Available data>
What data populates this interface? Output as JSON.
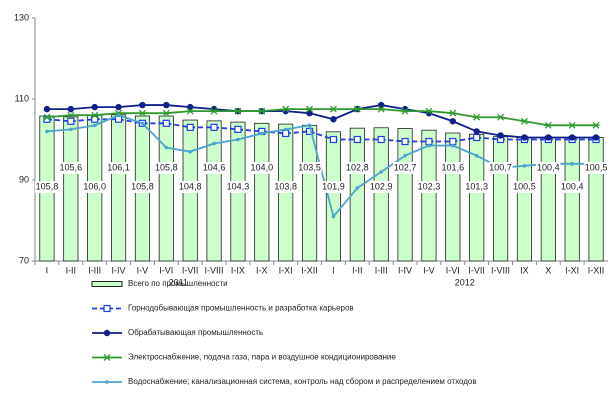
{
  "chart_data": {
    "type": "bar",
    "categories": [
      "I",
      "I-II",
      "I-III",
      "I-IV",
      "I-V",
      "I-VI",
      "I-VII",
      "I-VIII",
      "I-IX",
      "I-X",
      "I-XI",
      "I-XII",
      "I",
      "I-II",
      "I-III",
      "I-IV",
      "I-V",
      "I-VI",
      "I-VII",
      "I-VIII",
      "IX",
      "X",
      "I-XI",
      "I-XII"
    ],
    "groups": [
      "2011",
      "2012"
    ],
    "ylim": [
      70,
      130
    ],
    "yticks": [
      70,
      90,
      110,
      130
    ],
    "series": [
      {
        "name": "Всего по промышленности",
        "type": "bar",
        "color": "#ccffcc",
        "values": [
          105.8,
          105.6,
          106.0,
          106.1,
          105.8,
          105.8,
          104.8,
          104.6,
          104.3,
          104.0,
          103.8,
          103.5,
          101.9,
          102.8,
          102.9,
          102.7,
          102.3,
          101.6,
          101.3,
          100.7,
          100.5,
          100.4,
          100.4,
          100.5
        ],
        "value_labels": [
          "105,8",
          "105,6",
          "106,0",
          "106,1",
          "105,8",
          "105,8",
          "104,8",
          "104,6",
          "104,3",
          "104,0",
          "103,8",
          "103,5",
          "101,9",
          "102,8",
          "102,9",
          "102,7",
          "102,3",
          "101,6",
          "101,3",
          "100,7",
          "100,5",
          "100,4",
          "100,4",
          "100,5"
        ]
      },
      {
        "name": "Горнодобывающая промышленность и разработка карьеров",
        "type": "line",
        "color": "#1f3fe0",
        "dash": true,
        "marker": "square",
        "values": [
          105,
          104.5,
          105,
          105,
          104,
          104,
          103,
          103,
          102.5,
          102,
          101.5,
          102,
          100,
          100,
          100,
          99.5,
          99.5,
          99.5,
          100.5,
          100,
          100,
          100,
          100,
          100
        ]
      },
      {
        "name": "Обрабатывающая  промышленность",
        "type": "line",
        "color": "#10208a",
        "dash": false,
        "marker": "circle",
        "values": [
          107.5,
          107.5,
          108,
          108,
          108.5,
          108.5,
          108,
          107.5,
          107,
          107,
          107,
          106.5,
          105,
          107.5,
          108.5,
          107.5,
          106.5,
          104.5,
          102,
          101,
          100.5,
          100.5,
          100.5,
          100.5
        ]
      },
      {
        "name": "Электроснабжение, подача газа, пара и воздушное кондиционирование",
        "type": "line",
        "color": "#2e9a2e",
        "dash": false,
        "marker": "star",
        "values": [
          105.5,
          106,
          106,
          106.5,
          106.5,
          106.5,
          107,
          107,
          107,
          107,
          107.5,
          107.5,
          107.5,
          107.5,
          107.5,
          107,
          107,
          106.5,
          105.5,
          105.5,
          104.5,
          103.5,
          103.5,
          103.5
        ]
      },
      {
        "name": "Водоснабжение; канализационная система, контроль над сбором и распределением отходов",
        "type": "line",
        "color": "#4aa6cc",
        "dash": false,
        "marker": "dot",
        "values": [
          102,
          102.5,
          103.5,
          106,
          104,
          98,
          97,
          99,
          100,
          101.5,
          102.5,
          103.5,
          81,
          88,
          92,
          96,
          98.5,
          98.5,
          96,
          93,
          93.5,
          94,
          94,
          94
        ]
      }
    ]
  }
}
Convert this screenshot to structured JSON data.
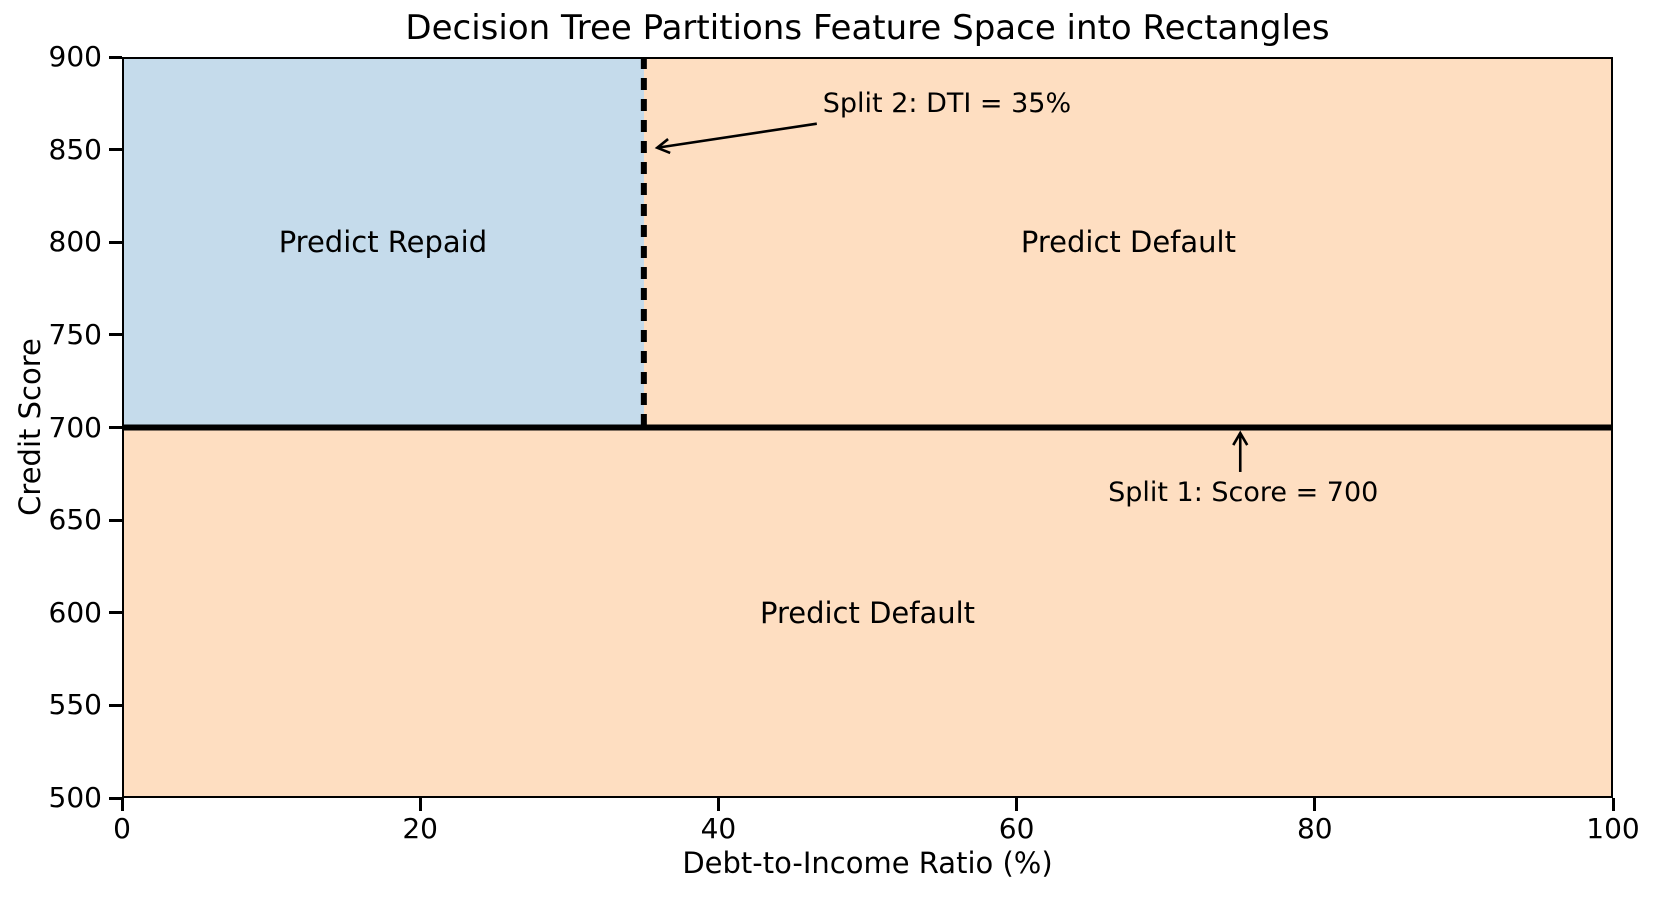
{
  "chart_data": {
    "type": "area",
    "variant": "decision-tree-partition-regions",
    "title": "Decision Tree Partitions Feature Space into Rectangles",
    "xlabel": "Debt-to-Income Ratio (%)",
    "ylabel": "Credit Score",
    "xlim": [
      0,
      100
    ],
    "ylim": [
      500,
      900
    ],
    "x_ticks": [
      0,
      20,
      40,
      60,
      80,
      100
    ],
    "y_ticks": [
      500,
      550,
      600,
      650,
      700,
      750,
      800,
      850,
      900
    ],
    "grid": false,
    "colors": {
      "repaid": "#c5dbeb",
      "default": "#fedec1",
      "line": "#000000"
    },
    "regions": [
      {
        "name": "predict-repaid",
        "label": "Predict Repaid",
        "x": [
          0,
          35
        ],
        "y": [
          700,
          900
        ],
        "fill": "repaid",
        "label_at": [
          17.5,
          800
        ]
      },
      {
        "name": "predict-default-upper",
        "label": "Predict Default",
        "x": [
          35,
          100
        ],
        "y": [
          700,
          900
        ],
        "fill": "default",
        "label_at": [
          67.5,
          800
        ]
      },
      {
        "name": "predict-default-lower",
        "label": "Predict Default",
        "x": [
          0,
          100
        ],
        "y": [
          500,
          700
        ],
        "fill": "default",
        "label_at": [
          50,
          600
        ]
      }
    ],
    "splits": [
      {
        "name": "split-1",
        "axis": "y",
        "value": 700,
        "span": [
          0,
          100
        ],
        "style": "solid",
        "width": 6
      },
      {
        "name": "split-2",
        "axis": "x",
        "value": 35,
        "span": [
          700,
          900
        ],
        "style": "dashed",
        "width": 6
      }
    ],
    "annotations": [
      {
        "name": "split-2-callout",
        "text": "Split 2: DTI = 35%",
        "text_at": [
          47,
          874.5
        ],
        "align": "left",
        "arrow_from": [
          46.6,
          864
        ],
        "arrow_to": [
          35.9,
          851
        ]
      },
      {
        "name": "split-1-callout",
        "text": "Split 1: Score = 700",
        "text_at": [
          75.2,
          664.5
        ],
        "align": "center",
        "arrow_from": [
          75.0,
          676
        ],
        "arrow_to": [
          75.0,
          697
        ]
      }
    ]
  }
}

What is being asked>
Select the lines in this material that hold the word "name", leaving none out.

Exercise result>
        "name": "Всего по промышленности",
        "name": "Горнодобывающая промышленность и разработка карьеров",
        "name": "Обрабатывающая  промышленность",
        "name": "Электроснабжение, подача газа, пара и воздушное кондиционирование",
        "name": "Водоснабжение; канализационная система, контроль над сбором и распределением отходов",
        "name": "predict-repaid",
        "name": "predict-default-upper",
        "name": "predict-default-lower",
        "name": "split-1",
        "name": "split-2",
        "name": "split-2-callout",
        "name": "split-1-callout",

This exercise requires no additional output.